◆ **Listed records**
>> BEGIN

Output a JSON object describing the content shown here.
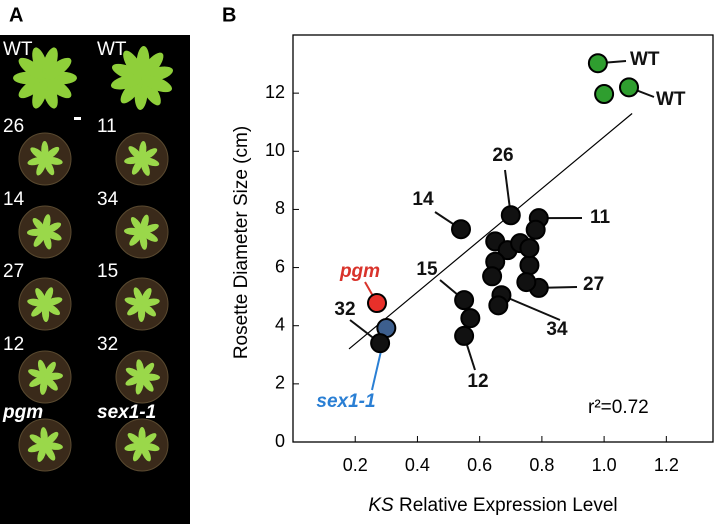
{
  "panels": [
    "A",
    "B"
  ],
  "photo_labels": [
    "WT",
    "WT",
    "26",
    "11",
    "14",
    "34",
    "27",
    "15",
    "12",
    "32",
    "pgm",
    "sex1-1"
  ],
  "chart_data": {
    "type": "scatter",
    "y_label": "Rosette Diameter Size (cm)",
    "x_label_parts": [
      "KS",
      "Relative Expression Level"
    ],
    "x": [
      0.98,
      1.08,
      1.0,
      0.27,
      0.3,
      0.28,
      0.54,
      0.55,
      0.55,
      0.7,
      0.79,
      0.79,
      0.67,
      0.65,
      0.69,
      0.65,
      0.64,
      0.66,
      0.73,
      0.76,
      0.75,
      0.78,
      0.76,
      0.57
    ],
    "y": [
      13.03,
      12.2,
      11.97,
      4.78,
      3.92,
      3.4,
      7.32,
      4.88,
      3.65,
      7.8,
      7.7,
      5.3,
      5.05,
      6.9,
      6.6,
      6.2,
      5.7,
      4.7,
      6.84,
      6.08,
      5.5,
      7.3,
      6.67,
      4.26
    ],
    "point_colors": [
      "#2f9e2f",
      "#2f9e2f",
      "#2f9e2f",
      "#e8302a",
      "#3d5f8e",
      "#111111",
      "#111111",
      "#111111",
      "#111111",
      "#111111",
      "#111111",
      "#111111",
      "#111111",
      "#111111",
      "#111111",
      "#111111",
      "#111111",
      "#111111",
      "#111111",
      "#111111",
      "#111111",
      "#111111",
      "#111111",
      "#111111"
    ],
    "labels": [
      "WT",
      "WT",
      null,
      "pgm",
      "sex1-1",
      "32",
      "14",
      "15",
      "12",
      "26",
      "11",
      "27",
      "34",
      null,
      null,
      null,
      null,
      null,
      null,
      null,
      null,
      null,
      null,
      null
    ],
    "label_colors": [
      "#111111",
      "#111111",
      null,
      "#d9332b",
      "#2a7fd4",
      "#111111",
      "#111111",
      "#111111",
      "#111111",
      "#111111",
      "#111111",
      "#111111",
      "#111111",
      null,
      null,
      null,
      null,
      null,
      null,
      null,
      null,
      null,
      null,
      null
    ],
    "fit": {
      "x": [
        0.18,
        1.09
      ],
      "y": [
        3.2,
        11.3
      ]
    },
    "annotation": "r²=0.72",
    "xlim": [
      0,
      1.35
    ],
    "ylim": [
      0,
      14
    ],
    "xticks": [
      0.2,
      0.4,
      0.6,
      0.8,
      1.0,
      1.2
    ],
    "yticks": [
      0,
      2,
      4,
      6,
      8,
      10,
      12
    ]
  }
}
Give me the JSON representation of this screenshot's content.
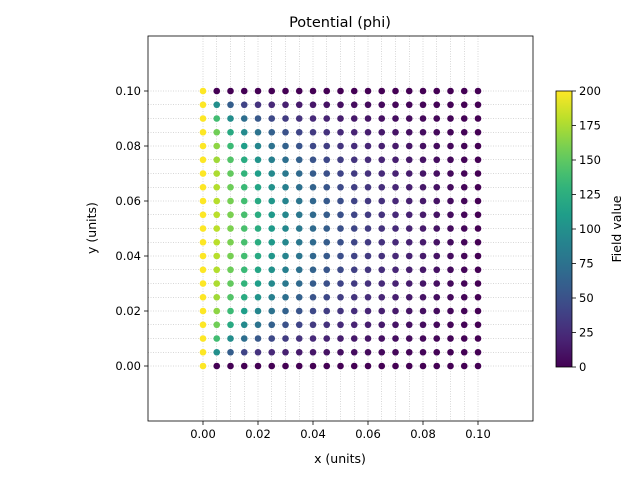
{
  "chart_data": {
    "type": "scatter",
    "title": "Potential (phi)",
    "xlabel": "x (units)",
    "ylabel": "y (units)",
    "xlim": [
      -0.02,
      0.12
    ],
    "ylim": [
      -0.02,
      0.12
    ],
    "x_ticks": [
      0.0,
      0.02,
      0.04,
      0.06,
      0.08,
      0.1
    ],
    "y_ticks": [
      0.0,
      0.02,
      0.04,
      0.06,
      0.08,
      0.1
    ],
    "x_tick_labels": [
      "0.00",
      "0.02",
      "0.04",
      "0.06",
      "0.08",
      "0.10"
    ],
    "y_tick_labels": [
      "0.00",
      "0.02",
      "0.04",
      "0.06",
      "0.08",
      "0.10"
    ],
    "grid": true,
    "grid_x": [
      0,
      0.005,
      0.01,
      0.015,
      0.02,
      0.025,
      0.03,
      0.035,
      0.04,
      0.045,
      0.05,
      0.055,
      0.06,
      0.065,
      0.07,
      0.075,
      0.08,
      0.085,
      0.09,
      0.095,
      0.1
    ],
    "grid_y": [
      0,
      0.005,
      0.01,
      0.015,
      0.02,
      0.025,
      0.03,
      0.035,
      0.04,
      0.045,
      0.05,
      0.055,
      0.06,
      0.065,
      0.07,
      0.075,
      0.08,
      0.085,
      0.09,
      0.095,
      0.1
    ],
    "colormap": "viridis",
    "colorbar": {
      "label": "Field value",
      "range": [
        0,
        200
      ],
      "ticks": [
        0,
        25,
        50,
        75,
        100,
        125,
        150,
        175,
        200
      ],
      "tick_labels": [
        "0",
        "25",
        "50",
        "75",
        "100",
        "125",
        "150",
        "175",
        "200"
      ]
    },
    "field": {
      "description": "phi on 21x21 grid: 200 at x=0 column, 0 on x=0.1, y=0 and y=0.1 boundaries; interior decays from left edge",
      "left_boundary": 200,
      "other_boundaries": 0,
      "grid_points": 21
    }
  }
}
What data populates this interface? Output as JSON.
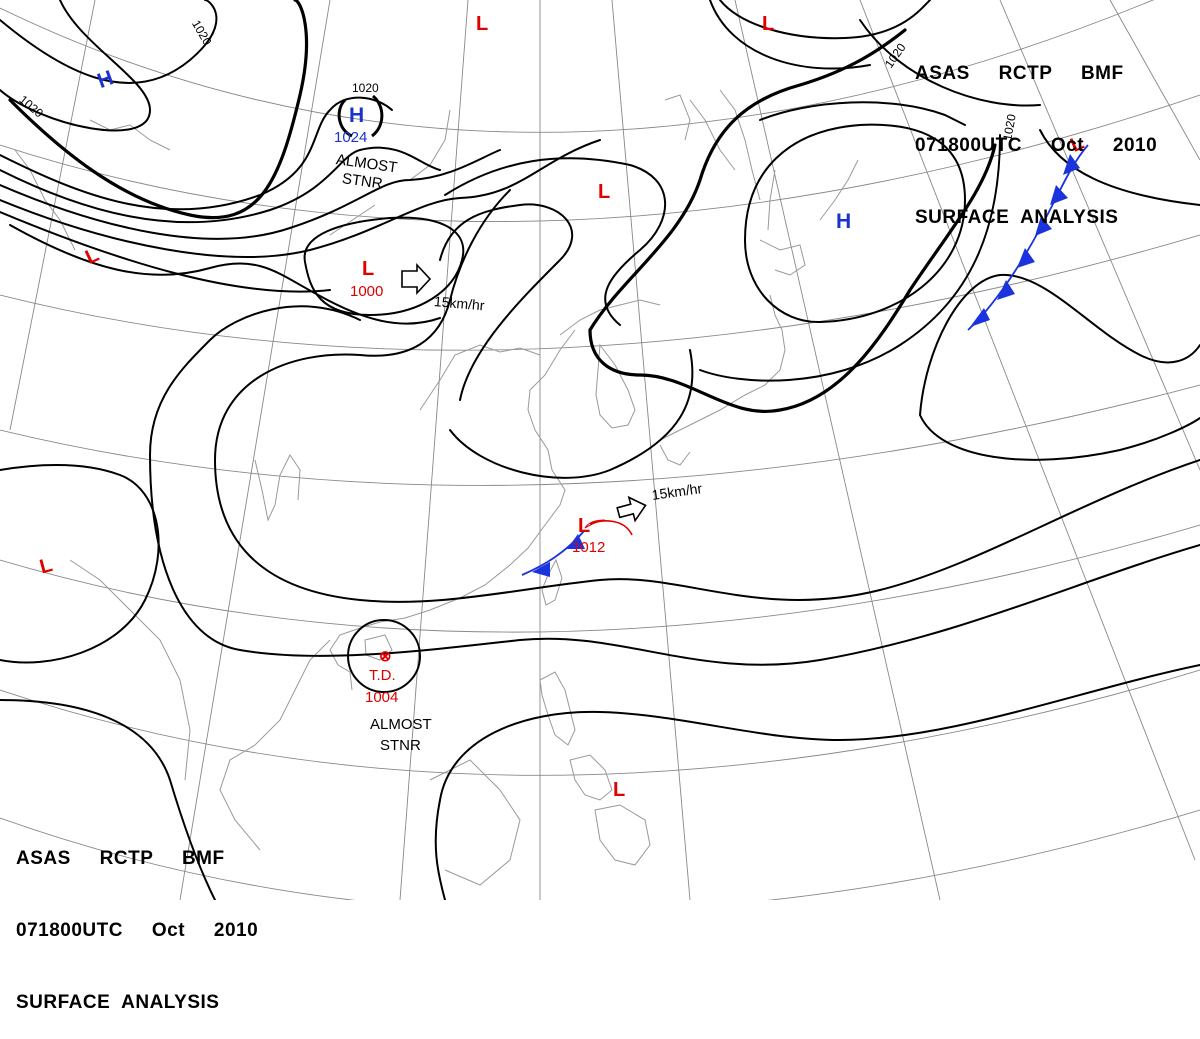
{
  "header": {
    "line1": "ASAS     RCTP     BMF",
    "line2": "071800UTC     Oct     2010",
    "line3": "SURFACE  ANALYSIS"
  },
  "isobar_labels": {
    "a": "1020",
    "b": "1020",
    "c": "1020",
    "d": "1020",
    "e": "1020"
  },
  "pressure_centers": {
    "high_nw": {
      "symbol": "H"
    },
    "high_n": {
      "symbol": "H",
      "value": "1024",
      "note1": "ALMOST",
      "note2": "STNR"
    },
    "high_japan": {
      "symbol": "H"
    },
    "low_top_center": {
      "symbol": "L"
    },
    "low_top_right": {
      "symbol": "L"
    },
    "low_far_ne": {
      "symbol": "L"
    },
    "low_nw": {
      "symbol": "L"
    },
    "low_mongolia": {
      "symbol": "L",
      "value": "1000",
      "movement": "15km/hr"
    },
    "low_korea_north": {
      "symbol": "L"
    },
    "low_west": {
      "symbol": "L"
    },
    "low_east_china_sea": {
      "symbol": "L",
      "value": "1012",
      "movement": "15km/hr"
    },
    "low_philippines": {
      "symbol": "L"
    },
    "td_south_china_sea": {
      "symbol": "⊗",
      "label": "T.D.",
      "value": "1004",
      "note1": "ALMOST",
      "note2": "STNR"
    }
  },
  "colors": {
    "isobar": "#000000",
    "grid": "#888888",
    "coast": "#999999",
    "high": "#1a33cc",
    "low": "#e00000",
    "cold_front": "#1a33dd",
    "warm_front": "#e00000"
  }
}
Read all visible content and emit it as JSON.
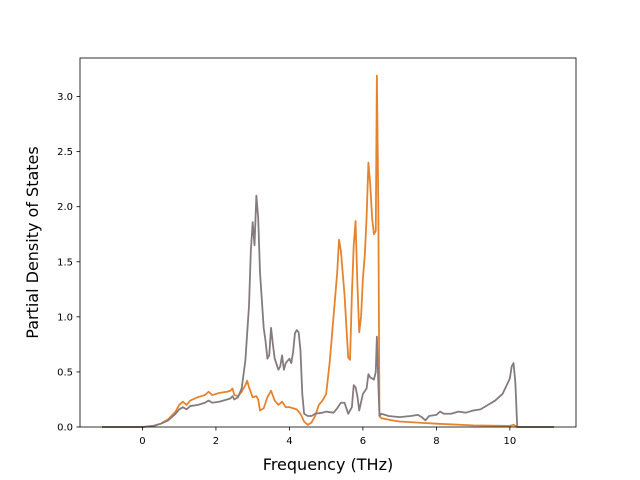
{
  "chart_data": {
    "type": "line",
    "title": "",
    "xlabel": "Frequency (THz)",
    "ylabel": "Partial Density of States",
    "xlim": [
      -1.7,
      11.8
    ],
    "ylim": [
      0.0,
      3.35
    ],
    "xticks": [
      0,
      2,
      4,
      6,
      8,
      10
    ],
    "xtick_labels": [
      "0",
      "2",
      "4",
      "6",
      "8",
      "10"
    ],
    "yticks": [
      0.0,
      0.5,
      1.0,
      1.5,
      2.0,
      2.5,
      3.0
    ],
    "ytick_labels": [
      "0.0",
      "0.5",
      "1.0",
      "1.5",
      "2.0",
      "2.5",
      "3.0"
    ],
    "grid": false,
    "legend": "none",
    "series": [
      {
        "color": "#e6832d",
        "points": [
          [
            -1.1,
            0
          ],
          [
            0,
            0
          ],
          [
            0.3,
            0.01
          ],
          [
            0.5,
            0.03
          ],
          [
            0.7,
            0.07
          ],
          [
            0.9,
            0.14
          ],
          [
            1.0,
            0.2
          ],
          [
            1.1,
            0.23
          ],
          [
            1.2,
            0.2
          ],
          [
            1.3,
            0.24
          ],
          [
            1.5,
            0.27
          ],
          [
            1.7,
            0.29
          ],
          [
            1.8,
            0.32
          ],
          [
            1.9,
            0.29
          ],
          [
            2.1,
            0.31
          ],
          [
            2.3,
            0.32
          ],
          [
            2.4,
            0.33
          ],
          [
            2.45,
            0.35
          ],
          [
            2.5,
            0.29
          ],
          [
            2.6,
            0.28
          ],
          [
            2.7,
            0.32
          ],
          [
            2.8,
            0.38
          ],
          [
            2.85,
            0.42
          ],
          [
            2.9,
            0.36
          ],
          [
            3.0,
            0.27
          ],
          [
            3.1,
            0.28
          ],
          [
            3.15,
            0.25
          ],
          [
            3.2,
            0.15
          ],
          [
            3.3,
            0.17
          ],
          [
            3.4,
            0.27
          ],
          [
            3.5,
            0.33
          ],
          [
            3.6,
            0.24
          ],
          [
            3.7,
            0.2
          ],
          [
            3.8,
            0.23
          ],
          [
            3.9,
            0.18
          ],
          [
            4.0,
            0.18
          ],
          [
            4.1,
            0.17
          ],
          [
            4.2,
            0.16
          ],
          [
            4.3,
            0.12
          ],
          [
            4.4,
            0.05
          ],
          [
            4.5,
            0.02
          ],
          [
            4.6,
            0.04
          ],
          [
            4.7,
            0.1
          ],
          [
            4.8,
            0.2
          ],
          [
            4.9,
            0.24
          ],
          [
            5.0,
            0.3
          ],
          [
            5.1,
            0.6
          ],
          [
            5.2,
            1.0
          ],
          [
            5.3,
            1.4
          ],
          [
            5.35,
            1.7
          ],
          [
            5.4,
            1.6
          ],
          [
            5.5,
            1.2
          ],
          [
            5.6,
            0.63
          ],
          [
            5.65,
            0.61
          ],
          [
            5.7,
            1.2
          ],
          [
            5.75,
            1.65
          ],
          [
            5.8,
            1.87
          ],
          [
            5.85,
            1.3
          ],
          [
            5.9,
            0.86
          ],
          [
            5.95,
            1.0
          ],
          [
            6.0,
            1.35
          ],
          [
            6.05,
            1.55
          ],
          [
            6.1,
            1.9
          ],
          [
            6.15,
            2.4
          ],
          [
            6.2,
            2.2
          ],
          [
            6.25,
            1.9
          ],
          [
            6.3,
            1.75
          ],
          [
            6.35,
            1.78
          ],
          [
            6.38,
            3.19
          ],
          [
            6.42,
            2.0
          ],
          [
            6.45,
            0.1
          ],
          [
            6.5,
            0.08
          ],
          [
            6.8,
            0.06
          ],
          [
            7.0,
            0.05
          ],
          [
            7.5,
            0.04
          ],
          [
            8.0,
            0.03
          ],
          [
            9.0,
            0.015
          ],
          [
            10.0,
            0.01
          ],
          [
            10.1,
            0.02
          ],
          [
            10.2,
            0.0
          ],
          [
            11.2,
            0
          ]
        ]
      },
      {
        "color": "#857b7f",
        "points": [
          [
            -1.1,
            0
          ],
          [
            0,
            0
          ],
          [
            0.3,
            0.01
          ],
          [
            0.5,
            0.03
          ],
          [
            0.7,
            0.06
          ],
          [
            0.9,
            0.12
          ],
          [
            1.0,
            0.16
          ],
          [
            1.1,
            0.18
          ],
          [
            1.2,
            0.16
          ],
          [
            1.3,
            0.19
          ],
          [
            1.5,
            0.2
          ],
          [
            1.7,
            0.22
          ],
          [
            1.8,
            0.24
          ],
          [
            1.9,
            0.22
          ],
          [
            2.1,
            0.23
          ],
          [
            2.3,
            0.25
          ],
          [
            2.4,
            0.26
          ],
          [
            2.45,
            0.28
          ],
          [
            2.5,
            0.25
          ],
          [
            2.6,
            0.27
          ],
          [
            2.7,
            0.35
          ],
          [
            2.8,
            0.6
          ],
          [
            2.9,
            1.1
          ],
          [
            2.95,
            1.6
          ],
          [
            3.0,
            1.86
          ],
          [
            3.05,
            1.65
          ],
          [
            3.1,
            2.1
          ],
          [
            3.15,
            1.9
          ],
          [
            3.2,
            1.4
          ],
          [
            3.3,
            0.9
          ],
          [
            3.35,
            0.78
          ],
          [
            3.4,
            0.62
          ],
          [
            3.45,
            0.65
          ],
          [
            3.5,
            0.9
          ],
          [
            3.55,
            0.75
          ],
          [
            3.6,
            0.62
          ],
          [
            3.7,
            0.52
          ],
          [
            3.75,
            0.55
          ],
          [
            3.8,
            0.65
          ],
          [
            3.85,
            0.52
          ],
          [
            3.9,
            0.58
          ],
          [
            4.0,
            0.62
          ],
          [
            4.05,
            0.58
          ],
          [
            4.1,
            0.68
          ],
          [
            4.15,
            0.85
          ],
          [
            4.2,
            0.88
          ],
          [
            4.25,
            0.86
          ],
          [
            4.3,
            0.7
          ],
          [
            4.35,
            0.3
          ],
          [
            4.4,
            0.12
          ],
          [
            4.5,
            0.1
          ],
          [
            4.6,
            0.1
          ],
          [
            4.7,
            0.12
          ],
          [
            4.9,
            0.13
          ],
          [
            5.0,
            0.14
          ],
          [
            5.2,
            0.13
          ],
          [
            5.3,
            0.17
          ],
          [
            5.4,
            0.22
          ],
          [
            5.5,
            0.22
          ],
          [
            5.6,
            0.12
          ],
          [
            5.7,
            0.18
          ],
          [
            5.75,
            0.38
          ],
          [
            5.8,
            0.36
          ],
          [
            5.85,
            0.28
          ],
          [
            5.9,
            0.15
          ],
          [
            6.0,
            0.3
          ],
          [
            6.1,
            0.35
          ],
          [
            6.15,
            0.48
          ],
          [
            6.2,
            0.45
          ],
          [
            6.3,
            0.43
          ],
          [
            6.35,
            0.5
          ],
          [
            6.38,
            0.82
          ],
          [
            6.42,
            0.4
          ],
          [
            6.45,
            0.1
          ],
          [
            6.5,
            0.12
          ],
          [
            6.7,
            0.1
          ],
          [
            7.0,
            0.09
          ],
          [
            7.3,
            0.1
          ],
          [
            7.5,
            0.11
          ],
          [
            7.6,
            0.09
          ],
          [
            7.7,
            0.06
          ],
          [
            7.8,
            0.1
          ],
          [
            8.0,
            0.11
          ],
          [
            8.1,
            0.14
          ],
          [
            8.2,
            0.12
          ],
          [
            8.4,
            0.12
          ],
          [
            8.6,
            0.14
          ],
          [
            8.8,
            0.13
          ],
          [
            9.0,
            0.15
          ],
          [
            9.2,
            0.16
          ],
          [
            9.4,
            0.2
          ],
          [
            9.6,
            0.24
          ],
          [
            9.8,
            0.3
          ],
          [
            10.0,
            0.44
          ],
          [
            10.05,
            0.55
          ],
          [
            10.1,
            0.58
          ],
          [
            10.15,
            0.4
          ],
          [
            10.2,
            0.0
          ],
          [
            11.2,
            0
          ]
        ]
      }
    ]
  }
}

>> END

Copy every line of the entries above in which "JSON" occurs.

◆ **The solution**
Output a JSON object describing the content shown here.
Give me the JSON representation of this screenshot's content.
What data populates this interface? Output as JSON.
Read all visible content and emit it as JSON.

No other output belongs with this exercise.